··· The data

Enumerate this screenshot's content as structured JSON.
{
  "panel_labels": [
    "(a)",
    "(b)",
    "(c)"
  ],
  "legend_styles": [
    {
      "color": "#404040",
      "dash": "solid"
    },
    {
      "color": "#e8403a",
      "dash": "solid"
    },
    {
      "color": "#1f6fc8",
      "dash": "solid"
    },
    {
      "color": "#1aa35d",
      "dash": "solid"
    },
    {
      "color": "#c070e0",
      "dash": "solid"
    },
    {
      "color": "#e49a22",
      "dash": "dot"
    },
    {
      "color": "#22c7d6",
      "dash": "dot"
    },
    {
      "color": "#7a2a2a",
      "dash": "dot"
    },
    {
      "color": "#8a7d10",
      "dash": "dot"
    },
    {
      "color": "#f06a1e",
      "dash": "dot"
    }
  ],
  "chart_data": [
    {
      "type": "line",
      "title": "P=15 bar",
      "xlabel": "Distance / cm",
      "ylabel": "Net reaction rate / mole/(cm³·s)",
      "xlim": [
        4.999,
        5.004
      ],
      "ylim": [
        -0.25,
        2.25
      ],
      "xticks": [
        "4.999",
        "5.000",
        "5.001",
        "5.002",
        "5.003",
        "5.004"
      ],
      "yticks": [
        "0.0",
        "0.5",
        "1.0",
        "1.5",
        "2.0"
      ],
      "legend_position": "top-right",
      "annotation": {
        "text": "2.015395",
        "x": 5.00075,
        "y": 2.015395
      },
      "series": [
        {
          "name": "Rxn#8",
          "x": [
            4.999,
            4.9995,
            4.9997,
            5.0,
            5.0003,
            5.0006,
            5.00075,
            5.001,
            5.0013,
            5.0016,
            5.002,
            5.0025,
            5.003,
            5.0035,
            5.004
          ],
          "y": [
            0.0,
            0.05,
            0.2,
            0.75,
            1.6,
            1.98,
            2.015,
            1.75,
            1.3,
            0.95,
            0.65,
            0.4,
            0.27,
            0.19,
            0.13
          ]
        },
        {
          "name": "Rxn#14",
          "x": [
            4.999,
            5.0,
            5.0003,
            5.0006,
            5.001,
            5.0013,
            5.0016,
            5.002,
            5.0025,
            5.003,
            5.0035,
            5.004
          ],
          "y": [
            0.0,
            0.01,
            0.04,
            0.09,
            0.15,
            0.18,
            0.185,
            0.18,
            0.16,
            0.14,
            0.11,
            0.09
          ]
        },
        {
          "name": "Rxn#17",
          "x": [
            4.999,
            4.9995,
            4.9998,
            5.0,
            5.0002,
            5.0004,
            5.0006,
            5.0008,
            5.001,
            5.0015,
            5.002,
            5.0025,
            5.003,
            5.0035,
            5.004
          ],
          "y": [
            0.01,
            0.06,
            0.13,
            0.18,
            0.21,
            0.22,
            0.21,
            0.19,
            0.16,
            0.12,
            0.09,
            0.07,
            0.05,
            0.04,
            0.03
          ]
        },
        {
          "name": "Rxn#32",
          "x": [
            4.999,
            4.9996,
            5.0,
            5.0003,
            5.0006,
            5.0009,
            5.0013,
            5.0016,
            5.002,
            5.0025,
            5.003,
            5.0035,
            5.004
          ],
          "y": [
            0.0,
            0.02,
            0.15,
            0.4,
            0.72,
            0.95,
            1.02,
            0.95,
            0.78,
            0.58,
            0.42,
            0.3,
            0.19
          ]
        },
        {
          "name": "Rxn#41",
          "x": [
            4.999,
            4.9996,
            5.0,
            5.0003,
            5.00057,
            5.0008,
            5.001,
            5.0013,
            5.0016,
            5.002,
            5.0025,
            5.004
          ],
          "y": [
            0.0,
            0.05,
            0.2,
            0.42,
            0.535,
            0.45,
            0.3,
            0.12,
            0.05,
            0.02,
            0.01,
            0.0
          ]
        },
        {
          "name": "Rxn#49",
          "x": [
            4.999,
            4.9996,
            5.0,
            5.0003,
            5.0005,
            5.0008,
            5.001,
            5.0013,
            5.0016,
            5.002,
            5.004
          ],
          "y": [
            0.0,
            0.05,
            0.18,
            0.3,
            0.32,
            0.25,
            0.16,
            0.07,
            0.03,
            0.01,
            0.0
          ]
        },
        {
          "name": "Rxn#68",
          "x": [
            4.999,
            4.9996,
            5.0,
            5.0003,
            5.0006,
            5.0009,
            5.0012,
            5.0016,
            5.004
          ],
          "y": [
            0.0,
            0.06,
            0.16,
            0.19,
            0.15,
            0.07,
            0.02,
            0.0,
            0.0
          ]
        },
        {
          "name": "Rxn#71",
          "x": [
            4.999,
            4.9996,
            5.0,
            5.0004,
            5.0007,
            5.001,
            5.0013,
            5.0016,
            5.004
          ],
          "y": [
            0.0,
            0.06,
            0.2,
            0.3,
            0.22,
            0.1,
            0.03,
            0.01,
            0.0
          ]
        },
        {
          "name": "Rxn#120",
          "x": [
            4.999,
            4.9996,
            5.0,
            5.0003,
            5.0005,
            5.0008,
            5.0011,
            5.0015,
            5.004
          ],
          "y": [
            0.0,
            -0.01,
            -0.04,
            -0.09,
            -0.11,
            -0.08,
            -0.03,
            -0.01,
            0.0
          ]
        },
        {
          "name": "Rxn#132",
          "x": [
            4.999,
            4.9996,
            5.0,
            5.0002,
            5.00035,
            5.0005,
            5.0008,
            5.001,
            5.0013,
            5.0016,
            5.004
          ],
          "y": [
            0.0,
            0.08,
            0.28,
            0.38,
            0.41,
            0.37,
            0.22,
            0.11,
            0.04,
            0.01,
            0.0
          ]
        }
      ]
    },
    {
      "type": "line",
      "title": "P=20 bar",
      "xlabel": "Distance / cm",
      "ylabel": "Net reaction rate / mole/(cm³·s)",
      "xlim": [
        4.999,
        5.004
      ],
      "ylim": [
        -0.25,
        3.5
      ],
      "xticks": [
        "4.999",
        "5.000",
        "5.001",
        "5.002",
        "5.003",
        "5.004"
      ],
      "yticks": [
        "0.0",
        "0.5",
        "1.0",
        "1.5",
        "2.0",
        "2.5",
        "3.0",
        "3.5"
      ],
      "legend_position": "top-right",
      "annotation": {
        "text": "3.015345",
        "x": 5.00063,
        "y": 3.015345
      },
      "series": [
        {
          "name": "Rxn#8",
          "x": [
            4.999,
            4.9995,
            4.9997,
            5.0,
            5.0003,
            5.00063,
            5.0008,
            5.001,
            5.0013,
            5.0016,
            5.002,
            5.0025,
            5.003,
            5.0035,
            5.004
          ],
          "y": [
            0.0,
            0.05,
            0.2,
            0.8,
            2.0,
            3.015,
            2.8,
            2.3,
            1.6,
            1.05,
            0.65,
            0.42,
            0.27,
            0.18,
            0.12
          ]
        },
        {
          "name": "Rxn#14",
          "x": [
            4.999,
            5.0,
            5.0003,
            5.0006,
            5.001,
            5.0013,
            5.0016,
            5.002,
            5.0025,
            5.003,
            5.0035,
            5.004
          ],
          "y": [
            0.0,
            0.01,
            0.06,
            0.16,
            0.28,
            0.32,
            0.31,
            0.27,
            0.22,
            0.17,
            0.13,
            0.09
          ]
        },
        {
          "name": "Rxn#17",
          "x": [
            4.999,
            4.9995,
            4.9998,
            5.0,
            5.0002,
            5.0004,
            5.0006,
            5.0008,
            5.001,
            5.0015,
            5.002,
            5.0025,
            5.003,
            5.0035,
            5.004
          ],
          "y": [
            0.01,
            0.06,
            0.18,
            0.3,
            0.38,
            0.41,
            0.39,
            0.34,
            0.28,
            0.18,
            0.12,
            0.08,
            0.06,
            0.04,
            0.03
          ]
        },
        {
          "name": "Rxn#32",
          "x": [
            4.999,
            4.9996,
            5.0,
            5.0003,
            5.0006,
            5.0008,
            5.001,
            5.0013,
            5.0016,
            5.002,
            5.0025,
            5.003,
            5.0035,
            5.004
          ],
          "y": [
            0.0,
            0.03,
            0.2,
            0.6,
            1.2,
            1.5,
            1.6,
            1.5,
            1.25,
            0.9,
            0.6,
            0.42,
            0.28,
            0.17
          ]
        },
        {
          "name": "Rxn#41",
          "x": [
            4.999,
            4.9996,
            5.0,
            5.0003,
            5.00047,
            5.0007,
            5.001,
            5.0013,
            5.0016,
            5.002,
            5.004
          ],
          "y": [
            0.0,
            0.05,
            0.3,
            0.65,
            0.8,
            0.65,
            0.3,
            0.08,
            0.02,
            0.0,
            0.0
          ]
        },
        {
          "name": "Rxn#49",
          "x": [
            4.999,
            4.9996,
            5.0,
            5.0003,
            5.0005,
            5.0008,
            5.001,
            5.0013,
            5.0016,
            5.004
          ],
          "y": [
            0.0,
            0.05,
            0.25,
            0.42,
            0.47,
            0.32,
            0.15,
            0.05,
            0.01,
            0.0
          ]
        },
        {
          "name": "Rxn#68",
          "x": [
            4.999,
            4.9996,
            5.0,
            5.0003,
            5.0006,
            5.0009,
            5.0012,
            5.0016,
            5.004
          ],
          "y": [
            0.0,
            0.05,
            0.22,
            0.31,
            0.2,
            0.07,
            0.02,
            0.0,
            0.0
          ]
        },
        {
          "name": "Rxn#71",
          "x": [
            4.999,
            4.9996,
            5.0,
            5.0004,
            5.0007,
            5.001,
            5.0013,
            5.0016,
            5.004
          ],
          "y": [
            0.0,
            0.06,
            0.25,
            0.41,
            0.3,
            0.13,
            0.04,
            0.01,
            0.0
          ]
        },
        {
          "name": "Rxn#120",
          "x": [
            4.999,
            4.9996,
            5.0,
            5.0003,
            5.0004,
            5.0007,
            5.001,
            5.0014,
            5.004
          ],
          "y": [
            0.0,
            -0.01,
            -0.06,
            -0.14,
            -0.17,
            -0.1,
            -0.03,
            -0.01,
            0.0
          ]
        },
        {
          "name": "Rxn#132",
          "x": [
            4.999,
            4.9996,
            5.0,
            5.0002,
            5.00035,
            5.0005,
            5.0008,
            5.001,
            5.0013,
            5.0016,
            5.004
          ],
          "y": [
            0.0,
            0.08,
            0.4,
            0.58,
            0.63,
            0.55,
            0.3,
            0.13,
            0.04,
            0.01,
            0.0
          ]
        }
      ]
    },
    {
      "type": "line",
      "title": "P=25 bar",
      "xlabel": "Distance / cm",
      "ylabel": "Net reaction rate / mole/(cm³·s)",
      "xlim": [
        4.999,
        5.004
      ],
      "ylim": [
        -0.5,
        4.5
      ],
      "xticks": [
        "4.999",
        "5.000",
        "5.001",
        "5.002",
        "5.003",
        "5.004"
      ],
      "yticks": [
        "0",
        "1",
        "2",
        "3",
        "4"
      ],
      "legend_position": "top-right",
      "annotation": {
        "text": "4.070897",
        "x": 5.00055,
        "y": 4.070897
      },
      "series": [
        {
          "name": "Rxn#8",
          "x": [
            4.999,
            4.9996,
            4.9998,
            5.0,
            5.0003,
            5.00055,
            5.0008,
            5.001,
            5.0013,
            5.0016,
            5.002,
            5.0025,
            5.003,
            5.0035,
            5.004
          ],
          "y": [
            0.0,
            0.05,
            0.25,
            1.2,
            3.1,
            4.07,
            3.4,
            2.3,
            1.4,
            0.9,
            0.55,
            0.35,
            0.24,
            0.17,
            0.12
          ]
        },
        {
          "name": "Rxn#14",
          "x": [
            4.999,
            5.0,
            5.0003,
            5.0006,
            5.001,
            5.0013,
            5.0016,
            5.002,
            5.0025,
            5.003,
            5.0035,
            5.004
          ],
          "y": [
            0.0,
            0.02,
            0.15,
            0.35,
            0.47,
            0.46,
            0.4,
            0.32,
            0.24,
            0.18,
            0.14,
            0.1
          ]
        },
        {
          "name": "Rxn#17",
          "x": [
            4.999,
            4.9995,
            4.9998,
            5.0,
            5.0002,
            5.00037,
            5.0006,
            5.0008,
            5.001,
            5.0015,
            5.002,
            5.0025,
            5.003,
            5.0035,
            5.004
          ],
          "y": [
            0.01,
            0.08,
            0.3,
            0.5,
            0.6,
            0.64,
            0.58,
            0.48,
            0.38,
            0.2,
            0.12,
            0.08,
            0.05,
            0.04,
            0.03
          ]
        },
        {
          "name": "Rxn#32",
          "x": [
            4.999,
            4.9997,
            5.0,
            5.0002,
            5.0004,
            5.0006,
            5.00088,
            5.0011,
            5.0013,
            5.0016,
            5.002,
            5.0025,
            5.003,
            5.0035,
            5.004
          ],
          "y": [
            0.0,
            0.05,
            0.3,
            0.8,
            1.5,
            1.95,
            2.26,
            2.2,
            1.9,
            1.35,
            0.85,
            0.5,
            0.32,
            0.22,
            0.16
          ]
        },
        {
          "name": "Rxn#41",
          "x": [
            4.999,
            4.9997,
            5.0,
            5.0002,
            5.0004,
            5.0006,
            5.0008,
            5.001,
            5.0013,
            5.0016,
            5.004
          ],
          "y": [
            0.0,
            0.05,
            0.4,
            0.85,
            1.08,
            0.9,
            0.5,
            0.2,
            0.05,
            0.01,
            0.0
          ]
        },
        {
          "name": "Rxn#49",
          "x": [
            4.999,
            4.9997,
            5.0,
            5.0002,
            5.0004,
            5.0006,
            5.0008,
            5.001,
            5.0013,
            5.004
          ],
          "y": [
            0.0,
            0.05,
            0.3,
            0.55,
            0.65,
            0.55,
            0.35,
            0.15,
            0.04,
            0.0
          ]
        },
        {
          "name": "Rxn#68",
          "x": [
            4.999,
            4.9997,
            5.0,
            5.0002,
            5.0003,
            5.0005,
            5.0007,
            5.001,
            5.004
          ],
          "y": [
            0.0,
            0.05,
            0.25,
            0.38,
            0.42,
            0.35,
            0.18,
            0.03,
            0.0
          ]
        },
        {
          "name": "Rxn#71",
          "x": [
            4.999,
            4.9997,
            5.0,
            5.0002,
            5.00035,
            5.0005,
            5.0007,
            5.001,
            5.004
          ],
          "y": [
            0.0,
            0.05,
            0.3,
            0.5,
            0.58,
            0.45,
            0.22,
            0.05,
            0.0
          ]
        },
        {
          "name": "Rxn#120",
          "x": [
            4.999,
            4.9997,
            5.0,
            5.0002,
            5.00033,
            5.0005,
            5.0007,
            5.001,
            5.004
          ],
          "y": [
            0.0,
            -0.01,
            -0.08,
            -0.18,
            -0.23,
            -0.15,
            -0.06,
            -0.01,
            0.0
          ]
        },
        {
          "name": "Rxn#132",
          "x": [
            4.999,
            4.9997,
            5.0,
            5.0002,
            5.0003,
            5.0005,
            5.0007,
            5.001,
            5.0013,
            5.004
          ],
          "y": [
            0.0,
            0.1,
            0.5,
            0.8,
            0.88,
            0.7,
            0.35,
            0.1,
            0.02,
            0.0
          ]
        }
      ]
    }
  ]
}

······

* **Do this**
Identify every line where the string "title" appears.

* **Full output**
      "title": "P=15 bar",
      "title": "P=20 bar",
      "title": "P=25 bar",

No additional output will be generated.